## [AIM]
Give back the full listing verbatim, apart from its images.

## [DATA FOR THIS TASK]
+-------+

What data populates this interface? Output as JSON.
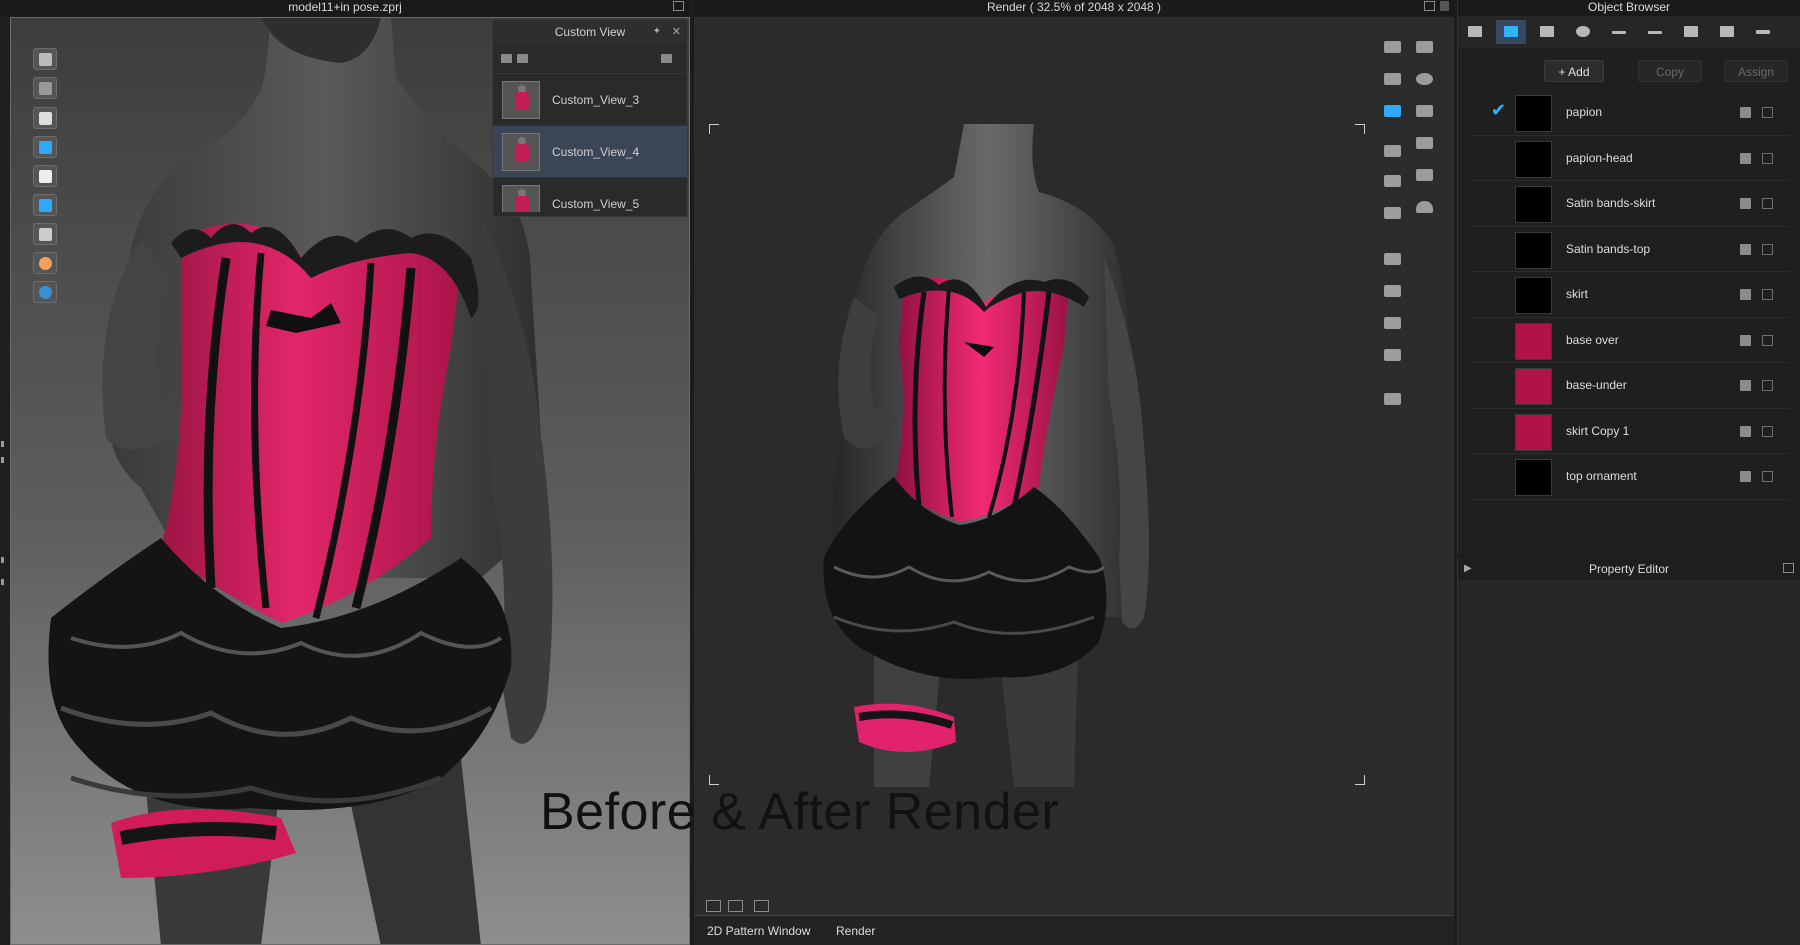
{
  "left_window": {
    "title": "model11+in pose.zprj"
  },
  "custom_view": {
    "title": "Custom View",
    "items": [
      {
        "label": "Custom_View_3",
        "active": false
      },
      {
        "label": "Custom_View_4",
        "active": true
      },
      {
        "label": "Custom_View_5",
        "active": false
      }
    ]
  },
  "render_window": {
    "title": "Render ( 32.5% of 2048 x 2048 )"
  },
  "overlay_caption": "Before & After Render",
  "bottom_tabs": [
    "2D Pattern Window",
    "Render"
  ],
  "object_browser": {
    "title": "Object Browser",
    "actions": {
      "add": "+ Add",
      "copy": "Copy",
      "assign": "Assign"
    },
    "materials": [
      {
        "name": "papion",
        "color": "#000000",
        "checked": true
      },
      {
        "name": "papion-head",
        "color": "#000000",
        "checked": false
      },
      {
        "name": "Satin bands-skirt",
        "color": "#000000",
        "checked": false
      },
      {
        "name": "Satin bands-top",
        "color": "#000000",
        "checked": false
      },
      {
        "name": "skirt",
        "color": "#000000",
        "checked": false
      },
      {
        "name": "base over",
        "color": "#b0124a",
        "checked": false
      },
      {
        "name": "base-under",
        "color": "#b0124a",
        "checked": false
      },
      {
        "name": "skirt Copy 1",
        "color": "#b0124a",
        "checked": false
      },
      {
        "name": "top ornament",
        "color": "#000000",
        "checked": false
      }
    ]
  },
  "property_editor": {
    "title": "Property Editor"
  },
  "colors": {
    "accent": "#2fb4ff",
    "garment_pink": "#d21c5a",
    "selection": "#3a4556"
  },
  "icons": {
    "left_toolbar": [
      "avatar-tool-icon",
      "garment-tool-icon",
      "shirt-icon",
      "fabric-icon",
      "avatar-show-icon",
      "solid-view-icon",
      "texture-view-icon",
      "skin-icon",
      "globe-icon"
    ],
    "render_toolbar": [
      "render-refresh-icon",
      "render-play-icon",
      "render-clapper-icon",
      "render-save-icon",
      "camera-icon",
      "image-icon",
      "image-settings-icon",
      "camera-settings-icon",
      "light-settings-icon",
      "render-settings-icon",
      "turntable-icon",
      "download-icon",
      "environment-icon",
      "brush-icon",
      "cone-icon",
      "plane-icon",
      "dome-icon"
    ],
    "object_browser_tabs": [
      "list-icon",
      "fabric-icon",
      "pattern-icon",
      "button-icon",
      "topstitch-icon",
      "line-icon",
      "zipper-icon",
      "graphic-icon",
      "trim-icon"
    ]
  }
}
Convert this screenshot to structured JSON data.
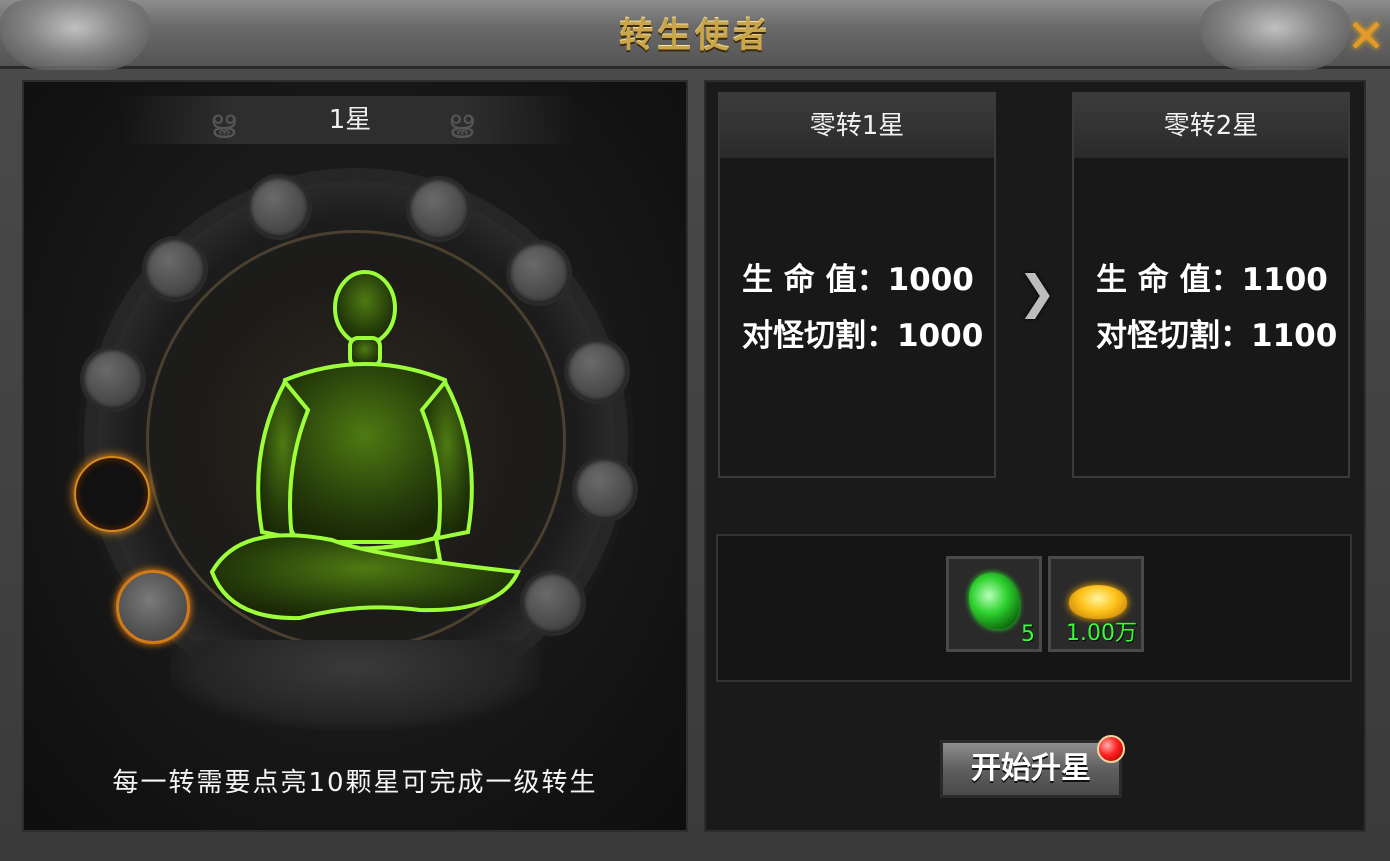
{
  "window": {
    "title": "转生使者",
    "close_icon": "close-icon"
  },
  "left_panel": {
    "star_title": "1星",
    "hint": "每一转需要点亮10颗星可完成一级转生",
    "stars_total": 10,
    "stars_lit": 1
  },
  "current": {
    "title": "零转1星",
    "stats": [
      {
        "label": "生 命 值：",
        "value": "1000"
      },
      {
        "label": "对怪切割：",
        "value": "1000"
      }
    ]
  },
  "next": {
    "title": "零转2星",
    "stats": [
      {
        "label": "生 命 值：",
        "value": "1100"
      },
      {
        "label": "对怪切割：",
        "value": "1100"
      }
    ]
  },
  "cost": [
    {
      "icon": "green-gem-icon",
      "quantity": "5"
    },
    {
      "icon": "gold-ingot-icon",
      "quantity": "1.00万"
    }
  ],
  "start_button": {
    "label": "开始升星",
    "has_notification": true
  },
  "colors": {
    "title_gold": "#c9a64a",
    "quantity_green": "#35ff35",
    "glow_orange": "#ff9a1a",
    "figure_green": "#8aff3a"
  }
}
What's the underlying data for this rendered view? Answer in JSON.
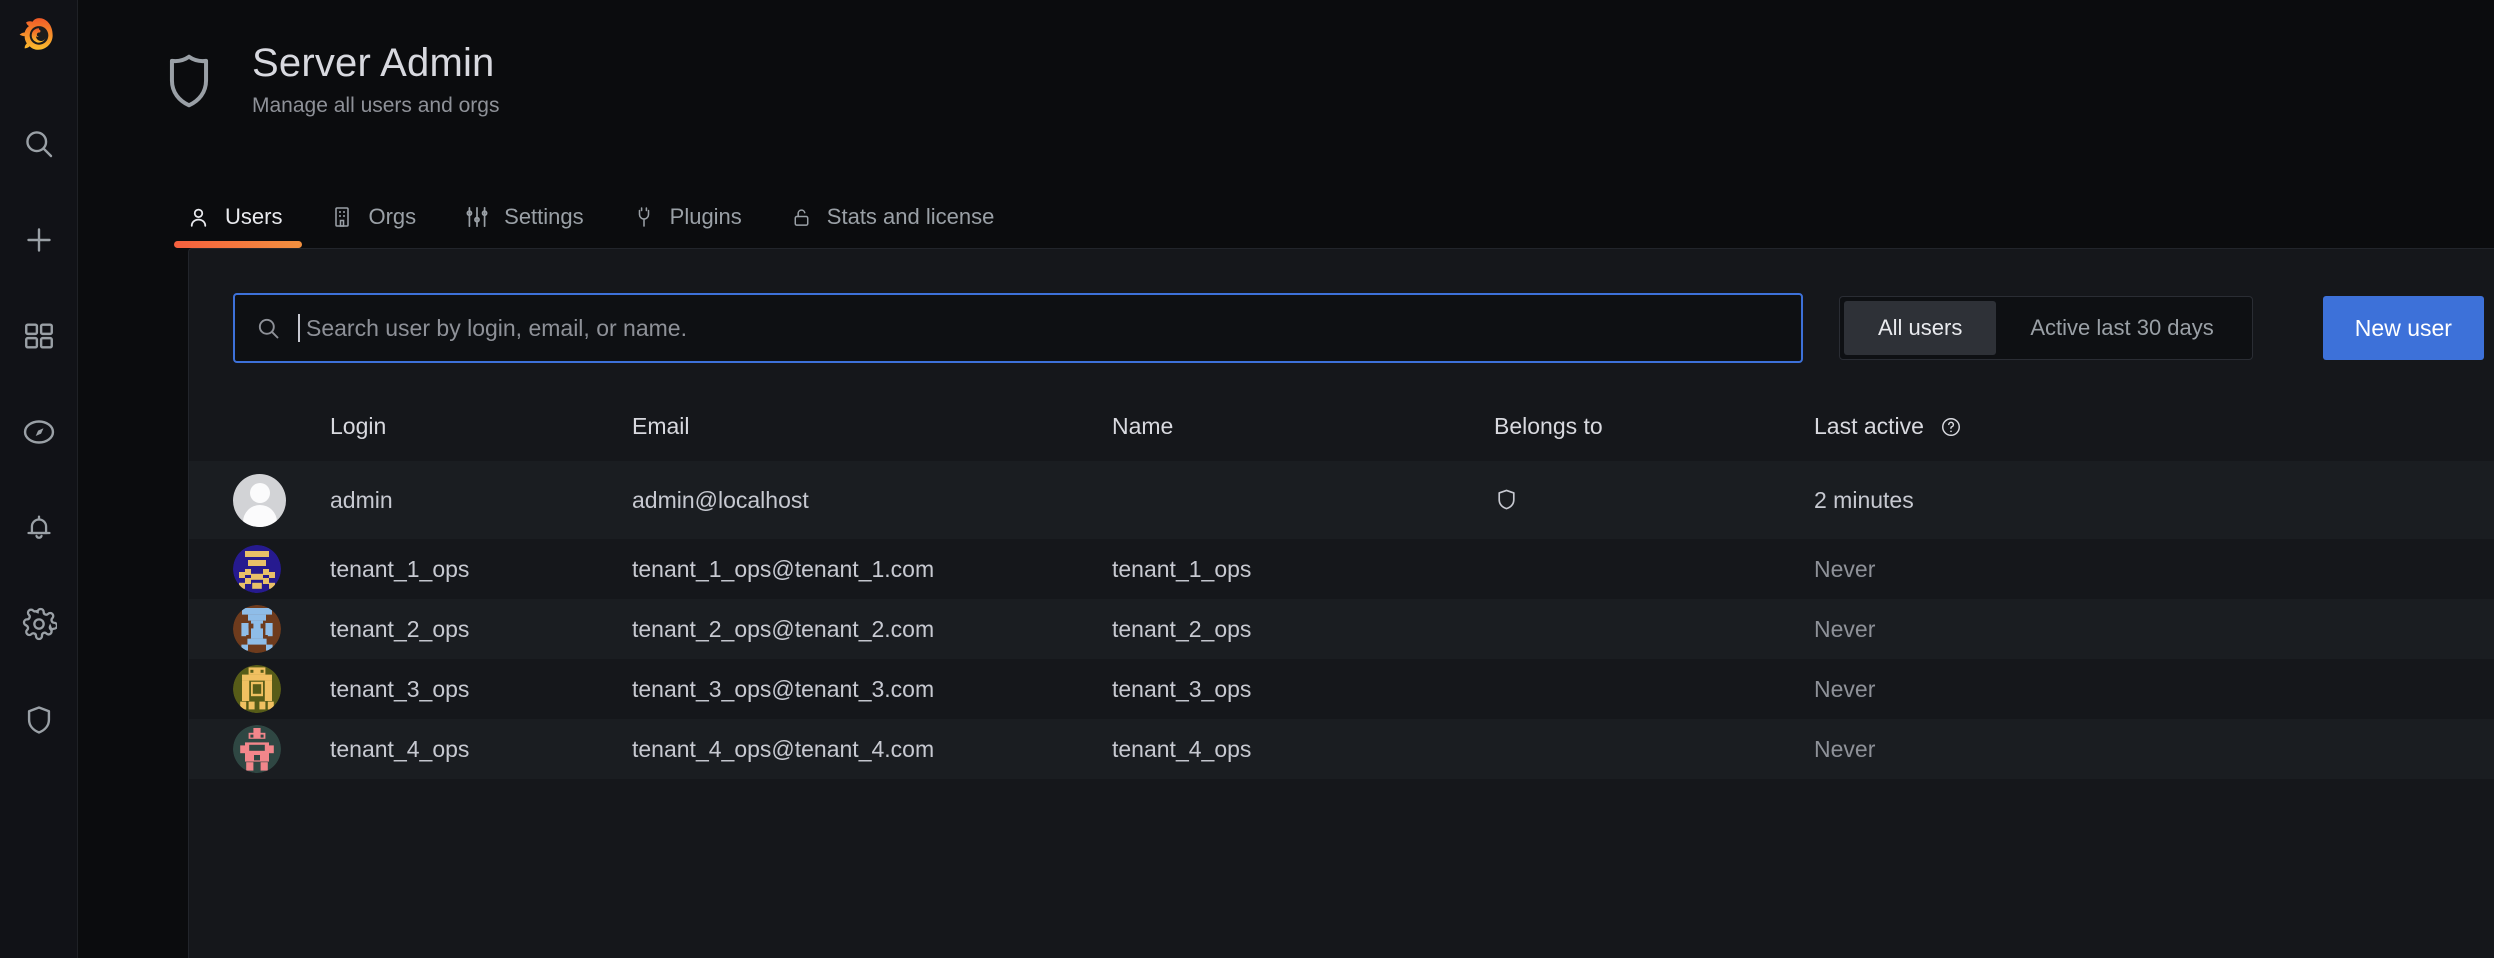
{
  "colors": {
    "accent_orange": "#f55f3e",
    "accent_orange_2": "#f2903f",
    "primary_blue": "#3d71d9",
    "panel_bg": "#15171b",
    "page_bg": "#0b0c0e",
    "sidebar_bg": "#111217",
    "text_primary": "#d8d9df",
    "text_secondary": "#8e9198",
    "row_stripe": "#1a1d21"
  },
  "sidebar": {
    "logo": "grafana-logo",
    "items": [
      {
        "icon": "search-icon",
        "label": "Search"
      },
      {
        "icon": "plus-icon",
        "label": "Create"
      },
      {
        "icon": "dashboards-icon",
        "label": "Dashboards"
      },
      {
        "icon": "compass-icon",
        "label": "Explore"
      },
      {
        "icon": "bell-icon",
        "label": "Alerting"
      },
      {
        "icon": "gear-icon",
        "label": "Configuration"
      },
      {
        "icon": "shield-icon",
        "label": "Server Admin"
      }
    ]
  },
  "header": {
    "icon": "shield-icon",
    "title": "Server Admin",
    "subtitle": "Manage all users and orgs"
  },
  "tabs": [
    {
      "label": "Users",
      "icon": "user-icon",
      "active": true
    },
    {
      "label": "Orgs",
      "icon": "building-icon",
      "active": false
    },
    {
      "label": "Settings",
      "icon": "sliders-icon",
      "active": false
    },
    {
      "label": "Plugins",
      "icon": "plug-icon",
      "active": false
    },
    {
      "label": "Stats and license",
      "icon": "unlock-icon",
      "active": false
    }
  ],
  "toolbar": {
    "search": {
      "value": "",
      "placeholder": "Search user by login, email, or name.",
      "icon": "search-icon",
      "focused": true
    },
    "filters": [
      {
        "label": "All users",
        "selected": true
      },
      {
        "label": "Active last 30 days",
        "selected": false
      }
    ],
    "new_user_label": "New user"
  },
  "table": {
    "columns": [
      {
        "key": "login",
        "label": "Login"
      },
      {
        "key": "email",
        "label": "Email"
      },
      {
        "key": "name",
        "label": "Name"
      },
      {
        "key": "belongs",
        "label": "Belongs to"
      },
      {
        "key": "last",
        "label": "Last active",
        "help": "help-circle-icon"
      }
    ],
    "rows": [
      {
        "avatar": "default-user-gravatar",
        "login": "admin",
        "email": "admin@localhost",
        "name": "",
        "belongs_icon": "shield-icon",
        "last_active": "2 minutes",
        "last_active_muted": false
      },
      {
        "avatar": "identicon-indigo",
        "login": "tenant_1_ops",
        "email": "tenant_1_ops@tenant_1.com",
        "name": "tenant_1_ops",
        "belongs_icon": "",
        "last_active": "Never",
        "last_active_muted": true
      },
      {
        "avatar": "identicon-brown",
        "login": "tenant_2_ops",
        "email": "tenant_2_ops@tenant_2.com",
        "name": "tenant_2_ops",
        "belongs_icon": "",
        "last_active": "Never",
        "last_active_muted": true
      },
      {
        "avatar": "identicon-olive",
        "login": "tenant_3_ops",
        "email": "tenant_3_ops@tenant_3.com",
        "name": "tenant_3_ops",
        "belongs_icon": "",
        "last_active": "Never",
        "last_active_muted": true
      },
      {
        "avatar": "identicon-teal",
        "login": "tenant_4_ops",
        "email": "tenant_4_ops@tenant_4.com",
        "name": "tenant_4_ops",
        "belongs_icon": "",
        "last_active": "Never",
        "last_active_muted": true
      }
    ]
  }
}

+-------+

## [COMPLETE RESPONSE]
What data populates this interface? Output as JSON.
{
  "left_window": {
    "title": "model11+in pose.zprj"
  },
  "custom_view": {
    "title": "Custom View",
    "items": [
      {
        "label": "Custom_View_3",
        "active": false
      },
      {
        "label": "Custom_View_4",
        "active": true
      },
      {
        "label": "Custom_View_5",
        "active": false
      }
    ]
  },
  "render_window": {
    "title": "Render ( 32.5% of 2048 x 2048 )"
  },
  "overlay_caption": "Before & After Render",
  "bottom_tabs": [
    "2D Pattern Window",
    "Render"
  ],
  "object_browser": {
    "title": "Object Browser",
    "actions": {
      "add": "+ Add",
      "copy": "Copy",
      "assign": "Assign"
    },
    "materials": [
      {
        "name": "papion",
        "color": "#000000",
        "checked": true
      },
      {
        "name": "papion-head",
        "color": "#000000",
        "checked": false
      },
      {
        "name": "Satin bands-skirt",
        "color": "#000000",
        "checked": false
      },
      {
        "name": "Satin bands-top",
        "color": "#000000",
        "checked": false
      },
      {
        "name": "skirt",
        "color": "#000000",
        "checked": false
      },
      {
        "name": "base over",
        "color": "#b0124a",
        "checked": false
      },
      {
        "name": "base-under",
        "color": "#b0124a",
        "checked": false
      },
      {
        "name": "skirt Copy 1",
        "color": "#b0124a",
        "checked": false
      },
      {
        "name": "top ornament",
        "color": "#000000",
        "checked": false
      }
    ]
  },
  "property_editor": {
    "title": "Property Editor"
  },
  "colors": {
    "accent": "#2fb4ff",
    "garment_pink": "#d21c5a",
    "selection": "#3a4556"
  },
  "icons": {
    "left_toolbar": [
      "avatar-tool-icon",
      "garment-tool-icon",
      "shirt-icon",
      "fabric-icon",
      "avatar-show-icon",
      "solid-view-icon",
      "texture-view-icon",
      "skin-icon",
      "globe-icon"
    ],
    "render_toolbar": [
      "render-refresh-icon",
      "render-play-icon",
      "render-clapper-icon",
      "render-save-icon",
      "camera-icon",
      "image-icon",
      "image-settings-icon",
      "camera-settings-icon",
      "light-settings-icon",
      "render-settings-icon",
      "turntable-icon",
      "download-icon",
      "environment-icon",
      "brush-icon",
      "cone-icon",
      "plane-icon",
      "dome-icon"
    ],
    "object_browser_tabs": [
      "list-icon",
      "fabric-icon",
      "pattern-icon",
      "button-icon",
      "topstitch-icon",
      "line-icon",
      "zipper-icon",
      "graphic-icon",
      "trim-icon"
    ]
  }
}
Convert this screenshot to structured JSON data.
{
  "window": {
    "title": "转生使者",
    "close_icon": "close-icon"
  },
  "left_panel": {
    "star_title": "1星",
    "hint": "每一转需要点亮10颗星可完成一级转生",
    "stars_total": 10,
    "stars_lit": 1
  },
  "current": {
    "title": "零转1星",
    "stats": [
      {
        "label": "生 命 值：",
        "value": "1000"
      },
      {
        "label": "对怪切割：",
        "value": "1000"
      }
    ]
  },
  "next": {
    "title": "零转2星",
    "stats": [
      {
        "label": "生 命 值：",
        "value": "1100"
      },
      {
        "label": "对怪切割：",
        "value": "1100"
      }
    ]
  },
  "cost": [
    {
      "icon": "green-gem-icon",
      "quantity": "5"
    },
    {
      "icon": "gold-ingot-icon",
      "quantity": "1.00万"
    }
  ],
  "start_button": {
    "label": "开始升星",
    "has_notification": true
  },
  "colors": {
    "title_gold": "#c9a64a",
    "quantity_green": "#35ff35",
    "glow_orange": "#ff9a1a",
    "figure_green": "#8aff3a"
  }
}
What's the underlying data for this rendered view? Answer in JSON.
{
  "colors": {
    "accent_orange": "#f55f3e",
    "accent_orange_2": "#f2903f",
    "primary_blue": "#3d71d9",
    "panel_bg": "#15171b",
    "page_bg": "#0b0c0e",
    "sidebar_bg": "#111217",
    "text_primary": "#d8d9df",
    "text_secondary": "#8e9198",
    "row_stripe": "#1a1d21"
  },
  "sidebar": {
    "logo": "grafana-logo",
    "items": [
      {
        "icon": "search-icon",
        "label": "Search"
      },
      {
        "icon": "plus-icon",
        "label": "Create"
      },
      {
        "icon": "dashboards-icon",
        "label": "Dashboards"
      },
      {
        "icon": "compass-icon",
        "label": "Explore"
      },
      {
        "icon": "bell-icon",
        "label": "Alerting"
      },
      {
        "icon": "gear-icon",
        "label": "Configuration"
      },
      {
        "icon": "shield-icon",
        "label": "Server Admin"
      }
    ]
  },
  "header": {
    "icon": "shield-icon",
    "title": "Server Admin",
    "subtitle": "Manage all users and orgs"
  },
  "tabs": [
    {
      "label": "Users",
      "icon": "user-icon",
      "active": true
    },
    {
      "label": "Orgs",
      "icon": "building-icon",
      "active": false
    },
    {
      "label": "Settings",
      "icon": "sliders-icon",
      "active": false
    },
    {
      "label": "Plugins",
      "icon": "plug-icon",
      "active": false
    },
    {
      "label": "Stats and license",
      "icon": "unlock-icon",
      "active": false
    }
  ],
  "toolbar": {
    "search": {
      "value": "",
      "placeholder": "Search user by login, email, or name.",
      "icon": "search-icon",
      "focused": true
    },
    "filters": [
      {
        "label": "All users",
        "selected": true
      },
      {
        "label": "Active last 30 days",
        "selected": false
      }
    ],
    "new_user_label": "New user"
  },
  "table": {
    "columns": [
      {
        "key": "login",
        "label": "Login"
      },
      {
        "key": "email",
        "label": "Email"
      },
      {
        "key": "name",
        "label": "Name"
      },
      {
        "key": "belongs",
        "label": "Belongs to"
      },
      {
        "key": "last",
        "label": "Last active",
        "help": "help-circle-icon"
      }
    ],
    "rows": [
      {
        "avatar": "default-user-gravatar",
        "login": "admin",
        "email": "admin@localhost",
        "name": "",
        "belongs_icon": "shield-icon",
        "last_active": "2 minutes",
        "last_active_muted": false
      },
      {
        "avatar": "identicon-indigo",
        "login": "tenant_1_ops",
        "email": "tenant_1_ops@tenant_1.com",
        "name": "tenant_1_ops",
        "belongs_icon": "",
        "last_active": "Never",
        "last_active_muted": true
      },
      {
        "avatar": "identicon-brown",
        "login": "tenant_2_ops",
        "email": "tenant_2_ops@tenant_2.com",
        "name": "tenant_2_ops",
        "belongs_icon": "",
        "last_active": "Never",
        "last_active_muted": true
      },
      {
        "avatar": "identicon-olive",
        "login": "tenant_3_ops",
        "email": "tenant_3_ops@tenant_3.com",
        "name": "tenant_3_ops",
        "belongs_icon": "",
        "last_active": "Never",
        "last_active_muted": true
      },
      {
        "avatar": "identicon-teal",
        "login": "tenant_4_ops",
        "email": "tenant_4_ops@tenant_4.com",
        "name": "tenant_4_ops",
        "belongs_icon": "",
        "last_active": "Never",
        "last_active_muted": true
      }
    ]
  }
}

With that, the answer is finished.